Stored data entries:
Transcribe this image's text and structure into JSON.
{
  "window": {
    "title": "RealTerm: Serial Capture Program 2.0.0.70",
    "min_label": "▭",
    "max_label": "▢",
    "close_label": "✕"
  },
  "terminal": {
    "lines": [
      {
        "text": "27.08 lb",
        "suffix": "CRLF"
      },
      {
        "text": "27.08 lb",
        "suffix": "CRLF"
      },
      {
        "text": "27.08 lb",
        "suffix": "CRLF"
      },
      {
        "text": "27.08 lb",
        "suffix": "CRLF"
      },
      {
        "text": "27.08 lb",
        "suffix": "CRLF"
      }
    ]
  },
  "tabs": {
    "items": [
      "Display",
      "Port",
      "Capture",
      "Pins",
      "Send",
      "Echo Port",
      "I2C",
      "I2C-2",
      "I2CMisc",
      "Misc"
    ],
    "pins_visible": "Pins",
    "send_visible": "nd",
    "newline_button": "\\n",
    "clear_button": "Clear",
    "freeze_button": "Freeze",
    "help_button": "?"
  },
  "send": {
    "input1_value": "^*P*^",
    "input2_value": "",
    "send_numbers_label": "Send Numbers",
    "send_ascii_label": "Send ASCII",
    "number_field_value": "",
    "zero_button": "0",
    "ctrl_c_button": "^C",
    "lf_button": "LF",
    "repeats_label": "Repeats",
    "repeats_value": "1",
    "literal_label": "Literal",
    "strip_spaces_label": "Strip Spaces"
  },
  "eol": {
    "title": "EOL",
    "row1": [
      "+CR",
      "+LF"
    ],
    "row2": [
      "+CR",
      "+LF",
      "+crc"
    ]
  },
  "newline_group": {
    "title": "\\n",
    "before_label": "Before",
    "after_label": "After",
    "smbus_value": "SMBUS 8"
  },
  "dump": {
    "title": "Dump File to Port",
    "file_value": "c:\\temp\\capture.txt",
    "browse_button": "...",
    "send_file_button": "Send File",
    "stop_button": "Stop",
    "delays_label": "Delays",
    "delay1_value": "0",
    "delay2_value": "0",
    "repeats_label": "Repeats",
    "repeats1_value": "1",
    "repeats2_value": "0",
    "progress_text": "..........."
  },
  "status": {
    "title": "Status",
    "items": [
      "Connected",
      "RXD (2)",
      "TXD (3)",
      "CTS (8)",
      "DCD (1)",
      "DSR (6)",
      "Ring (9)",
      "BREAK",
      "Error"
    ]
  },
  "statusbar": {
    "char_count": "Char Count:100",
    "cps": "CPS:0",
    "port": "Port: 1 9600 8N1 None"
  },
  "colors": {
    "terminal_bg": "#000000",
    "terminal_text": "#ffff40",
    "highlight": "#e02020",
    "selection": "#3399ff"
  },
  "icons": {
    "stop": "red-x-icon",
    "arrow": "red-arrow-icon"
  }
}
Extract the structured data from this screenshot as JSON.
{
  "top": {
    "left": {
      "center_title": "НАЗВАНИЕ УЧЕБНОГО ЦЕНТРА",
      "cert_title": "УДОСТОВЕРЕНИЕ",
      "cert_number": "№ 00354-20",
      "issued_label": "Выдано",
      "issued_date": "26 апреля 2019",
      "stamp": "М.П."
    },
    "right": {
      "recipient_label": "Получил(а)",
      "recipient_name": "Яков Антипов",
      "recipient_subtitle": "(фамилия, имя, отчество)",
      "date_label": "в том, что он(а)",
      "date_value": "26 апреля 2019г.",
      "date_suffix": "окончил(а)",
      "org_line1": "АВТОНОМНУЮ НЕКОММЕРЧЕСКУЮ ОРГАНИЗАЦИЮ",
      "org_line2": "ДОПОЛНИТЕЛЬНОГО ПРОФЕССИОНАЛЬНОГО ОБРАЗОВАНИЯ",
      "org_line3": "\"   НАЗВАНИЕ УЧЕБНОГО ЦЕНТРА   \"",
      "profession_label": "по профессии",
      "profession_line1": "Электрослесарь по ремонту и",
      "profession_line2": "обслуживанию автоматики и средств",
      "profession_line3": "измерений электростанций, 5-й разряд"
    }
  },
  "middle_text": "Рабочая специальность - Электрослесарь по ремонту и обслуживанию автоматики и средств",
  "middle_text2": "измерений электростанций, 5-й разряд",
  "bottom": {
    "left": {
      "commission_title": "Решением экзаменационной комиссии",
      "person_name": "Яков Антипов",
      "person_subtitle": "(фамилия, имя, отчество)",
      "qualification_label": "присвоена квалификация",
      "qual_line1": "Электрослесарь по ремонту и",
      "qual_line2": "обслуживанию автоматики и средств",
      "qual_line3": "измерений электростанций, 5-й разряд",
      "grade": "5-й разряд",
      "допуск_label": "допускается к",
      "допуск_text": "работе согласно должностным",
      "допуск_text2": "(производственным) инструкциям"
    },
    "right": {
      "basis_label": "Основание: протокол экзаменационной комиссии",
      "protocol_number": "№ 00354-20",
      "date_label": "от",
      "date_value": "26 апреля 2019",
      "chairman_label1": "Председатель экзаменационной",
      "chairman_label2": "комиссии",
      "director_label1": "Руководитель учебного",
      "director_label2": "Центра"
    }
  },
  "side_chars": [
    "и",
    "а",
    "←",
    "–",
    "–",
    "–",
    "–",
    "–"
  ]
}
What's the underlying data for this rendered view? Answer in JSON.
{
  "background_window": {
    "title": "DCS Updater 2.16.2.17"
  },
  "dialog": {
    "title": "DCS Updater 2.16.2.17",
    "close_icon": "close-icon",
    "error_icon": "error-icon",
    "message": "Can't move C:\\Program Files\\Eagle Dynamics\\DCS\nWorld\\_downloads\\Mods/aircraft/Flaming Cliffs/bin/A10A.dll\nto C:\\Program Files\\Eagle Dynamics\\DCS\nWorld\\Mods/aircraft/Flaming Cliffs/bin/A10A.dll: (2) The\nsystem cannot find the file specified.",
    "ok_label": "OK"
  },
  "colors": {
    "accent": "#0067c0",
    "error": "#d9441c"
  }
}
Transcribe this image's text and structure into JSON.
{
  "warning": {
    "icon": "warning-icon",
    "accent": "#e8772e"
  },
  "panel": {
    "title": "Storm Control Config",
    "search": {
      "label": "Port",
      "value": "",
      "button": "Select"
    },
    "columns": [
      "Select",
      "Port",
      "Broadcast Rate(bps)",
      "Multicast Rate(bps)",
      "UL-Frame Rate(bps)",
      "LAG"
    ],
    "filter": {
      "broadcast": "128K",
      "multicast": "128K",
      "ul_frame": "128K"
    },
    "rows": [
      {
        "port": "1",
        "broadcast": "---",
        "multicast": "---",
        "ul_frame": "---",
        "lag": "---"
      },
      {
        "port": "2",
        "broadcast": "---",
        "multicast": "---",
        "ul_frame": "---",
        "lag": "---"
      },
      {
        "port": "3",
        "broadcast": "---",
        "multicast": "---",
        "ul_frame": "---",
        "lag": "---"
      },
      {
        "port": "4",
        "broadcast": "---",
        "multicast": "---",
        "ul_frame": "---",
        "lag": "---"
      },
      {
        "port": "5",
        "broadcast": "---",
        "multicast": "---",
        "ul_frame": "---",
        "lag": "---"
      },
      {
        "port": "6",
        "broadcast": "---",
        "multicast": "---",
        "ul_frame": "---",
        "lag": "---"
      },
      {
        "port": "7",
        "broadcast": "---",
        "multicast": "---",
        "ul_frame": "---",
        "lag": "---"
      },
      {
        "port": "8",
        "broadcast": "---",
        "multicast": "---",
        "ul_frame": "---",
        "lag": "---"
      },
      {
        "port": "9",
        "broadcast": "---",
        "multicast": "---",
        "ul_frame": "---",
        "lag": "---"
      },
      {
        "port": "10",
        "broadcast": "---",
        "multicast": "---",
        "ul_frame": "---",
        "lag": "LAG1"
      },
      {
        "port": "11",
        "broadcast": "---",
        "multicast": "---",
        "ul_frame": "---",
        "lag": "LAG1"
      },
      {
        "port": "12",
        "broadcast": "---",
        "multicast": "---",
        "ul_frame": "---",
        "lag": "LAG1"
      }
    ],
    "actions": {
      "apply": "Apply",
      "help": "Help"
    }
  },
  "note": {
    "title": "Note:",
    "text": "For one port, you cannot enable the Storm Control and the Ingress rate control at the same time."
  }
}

DO THIS —
Each line that holds the string "ремонту" counts once; give the total and nothing else.

COMPLETED EXERCISE —
3